■ Text passage:
§
The data from the present study indicate that exposure parameters for tepotinib in Japanese patients do not differ significantly from those in patients of other ethnicities, further supporting the development of tepotinib in Japanese patients (33).
In summary, in Japanese patients with advanced solid tumors, tepotinib is generally well tolerated, and no DLT was observed. PK parameters in Japanese patients are comparable with those in non-Japanese patients, and first signs of antitumor activity were noted in Japanese patients, supporting further development of tepotinib in this population with the RP2D of 500 mg once daily that was confirmed in other populations.
Acknowledgements
The authors would like to thank patients and their families, investigators, co-investigators and the study teams at each of the participating centers and at Merck Serono Co., Ltd., Tokyo, Japan. The study was supported by Merck Biopharma Co., Ltd., Tokyo, Japan. Medical writing assistance was provided by Andy Noble and Sandra Cuscó, Bioscript Science, Macclesfield, UK, and funded by Merck Healthcare KGaA, Darmstadt, Germany.
§
■ Data extract:
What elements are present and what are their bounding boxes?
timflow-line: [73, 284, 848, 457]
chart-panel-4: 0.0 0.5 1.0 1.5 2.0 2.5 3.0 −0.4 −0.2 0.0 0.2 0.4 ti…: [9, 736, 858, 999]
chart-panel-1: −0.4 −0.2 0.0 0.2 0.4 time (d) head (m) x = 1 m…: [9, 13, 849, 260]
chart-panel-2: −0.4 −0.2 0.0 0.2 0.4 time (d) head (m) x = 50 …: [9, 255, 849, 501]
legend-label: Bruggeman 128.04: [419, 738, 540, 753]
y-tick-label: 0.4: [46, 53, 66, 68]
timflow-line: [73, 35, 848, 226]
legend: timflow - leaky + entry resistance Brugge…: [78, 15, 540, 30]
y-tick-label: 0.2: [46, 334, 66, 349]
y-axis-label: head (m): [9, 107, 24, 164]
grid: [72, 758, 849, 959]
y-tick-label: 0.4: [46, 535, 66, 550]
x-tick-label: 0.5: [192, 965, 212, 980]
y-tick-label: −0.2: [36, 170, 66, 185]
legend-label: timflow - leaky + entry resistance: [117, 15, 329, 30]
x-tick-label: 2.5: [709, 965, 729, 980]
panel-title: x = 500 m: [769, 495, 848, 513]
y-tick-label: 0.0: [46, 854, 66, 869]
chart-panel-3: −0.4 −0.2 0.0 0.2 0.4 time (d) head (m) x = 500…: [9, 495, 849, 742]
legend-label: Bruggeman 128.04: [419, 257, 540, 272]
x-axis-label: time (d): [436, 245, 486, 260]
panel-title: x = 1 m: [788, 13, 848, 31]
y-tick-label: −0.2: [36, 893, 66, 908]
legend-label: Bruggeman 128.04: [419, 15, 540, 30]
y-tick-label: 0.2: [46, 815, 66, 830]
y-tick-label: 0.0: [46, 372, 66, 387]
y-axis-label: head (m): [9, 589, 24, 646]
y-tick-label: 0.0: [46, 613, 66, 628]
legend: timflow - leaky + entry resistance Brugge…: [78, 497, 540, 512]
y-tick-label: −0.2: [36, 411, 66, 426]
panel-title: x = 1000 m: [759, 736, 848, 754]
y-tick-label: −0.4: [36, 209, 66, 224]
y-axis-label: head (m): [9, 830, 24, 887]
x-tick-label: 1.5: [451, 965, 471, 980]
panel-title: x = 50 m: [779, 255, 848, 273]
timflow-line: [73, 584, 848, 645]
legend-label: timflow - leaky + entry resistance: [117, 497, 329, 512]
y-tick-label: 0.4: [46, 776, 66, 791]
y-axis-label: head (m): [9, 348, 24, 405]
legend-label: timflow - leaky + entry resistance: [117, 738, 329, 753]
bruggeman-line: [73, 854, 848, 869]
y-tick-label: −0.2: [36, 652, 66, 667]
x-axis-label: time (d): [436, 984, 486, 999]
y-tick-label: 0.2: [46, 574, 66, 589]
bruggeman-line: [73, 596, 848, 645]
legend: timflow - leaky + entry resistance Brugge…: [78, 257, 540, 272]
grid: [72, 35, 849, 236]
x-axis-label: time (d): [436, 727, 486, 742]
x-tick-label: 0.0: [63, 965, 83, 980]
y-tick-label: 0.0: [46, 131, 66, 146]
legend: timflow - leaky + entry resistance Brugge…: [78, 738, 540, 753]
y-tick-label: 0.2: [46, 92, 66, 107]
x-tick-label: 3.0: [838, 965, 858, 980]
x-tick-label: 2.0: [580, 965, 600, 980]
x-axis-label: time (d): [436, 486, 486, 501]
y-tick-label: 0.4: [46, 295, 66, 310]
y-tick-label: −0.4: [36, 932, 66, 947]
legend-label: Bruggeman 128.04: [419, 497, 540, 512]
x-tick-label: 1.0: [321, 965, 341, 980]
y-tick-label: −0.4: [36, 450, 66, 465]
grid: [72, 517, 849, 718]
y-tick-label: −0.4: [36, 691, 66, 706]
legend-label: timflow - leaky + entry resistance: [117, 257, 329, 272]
§
■ Problems to work on:
**1.** Answer from the tepotinib passage:
(a) What dose is given as the RP2D?
(b) Which company supported the study?
(c) Who provided medical writing assistance, and with which organization?
**2.** Recast the paragraph of the tepotinib passage that begins "In summary, in Japanese patients" as a short bulleted list, keeping its main facts.
**3.** Extend the tepotinib passage from its final sentence onward.

■ Results for the exercise:
**1.**
(a) 500 mg once daily.
(b) Merck Biopharma Co., Ltd., Tokyo, Japan.
(c) Andy Noble and Sandra Cuscó, Bioscript Science, Macclesfield, UK.

**2.**
- In Japanese patients with advanced solid tumors, tepotinib is generally well tolerated.
- No DLT was observed.
- PK parameters in Japanese patients are comparable with those in non-Japanese patients.
- First signs of antitumor activity were noted in Japanese patients.
- These findings support further development of tepotinib in this population at the RP2D of 500 mg once daily, which was confirmed in other populations.

**3.**
Funding
This work was supported by Merck Biopharma Co., Ltd., Tokyo, Japan.
Conflict of interest statement
Andreas Johne is an employee of Merck Healthcare KGaA, Darmstadt, Germany. Barbara Sarholz is an employee of Merck Healthcare KGaA, Darmstadt, and a stockholder of the same company. Morihiro Watanabe is an employee of Merck Biopharma Co., Ltd., Tokyo, Japan. Kohei Shitara reports paid consulting or advisory roles for Astellas, Bristol-Myers Squibb, Lilly, MSD, Ono, Pfizer and Takeda; honoraria from AbbVie, Novartis and Yakult; and research funding from Astellas, Chugai, Daiichi Sankyo, Lilly, Medi Science, MS, Ono, Sumitomo Dainippon, and Taiho. Kentaro Yamazaki, Takahiro Tsushima, Toshihiko Doi, Tateaki Naito and Nobuaki Matsubara declare no conflict of interest.